PROBLEM STATEMENT –
Select from the records below every line that has the word "design" in it.

MATERIAL SHOWN –
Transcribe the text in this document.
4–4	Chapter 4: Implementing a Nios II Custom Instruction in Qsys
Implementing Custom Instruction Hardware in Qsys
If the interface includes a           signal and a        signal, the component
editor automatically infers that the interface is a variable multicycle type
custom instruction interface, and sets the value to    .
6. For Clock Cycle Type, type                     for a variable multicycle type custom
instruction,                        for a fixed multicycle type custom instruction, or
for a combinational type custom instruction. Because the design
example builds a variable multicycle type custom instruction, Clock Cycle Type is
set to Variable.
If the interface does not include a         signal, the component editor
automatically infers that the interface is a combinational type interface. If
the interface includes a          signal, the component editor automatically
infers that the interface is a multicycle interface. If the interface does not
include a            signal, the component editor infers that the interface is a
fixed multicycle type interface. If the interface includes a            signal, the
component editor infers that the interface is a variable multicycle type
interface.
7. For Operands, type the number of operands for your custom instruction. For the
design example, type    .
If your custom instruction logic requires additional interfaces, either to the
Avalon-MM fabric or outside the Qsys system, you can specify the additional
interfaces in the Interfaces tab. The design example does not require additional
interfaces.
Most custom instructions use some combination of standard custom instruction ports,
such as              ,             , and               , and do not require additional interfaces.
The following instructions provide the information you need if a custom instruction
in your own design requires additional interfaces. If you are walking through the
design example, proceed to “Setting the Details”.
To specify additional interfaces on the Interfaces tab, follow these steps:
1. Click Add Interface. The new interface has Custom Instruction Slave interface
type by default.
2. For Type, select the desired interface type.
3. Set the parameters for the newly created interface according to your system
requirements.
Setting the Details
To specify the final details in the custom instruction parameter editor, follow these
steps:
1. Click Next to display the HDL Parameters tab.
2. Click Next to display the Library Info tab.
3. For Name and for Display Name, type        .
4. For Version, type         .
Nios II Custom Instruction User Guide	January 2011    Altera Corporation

EXPECTED ANSWER –
for a combinational type custom instruction. Because the design
design example, type    .
interfaces in the Interfaces tab. The design example does not require additional
in your own design requires additional interfaces. If you are walking through the
design example, proceed to “Setting the Details”.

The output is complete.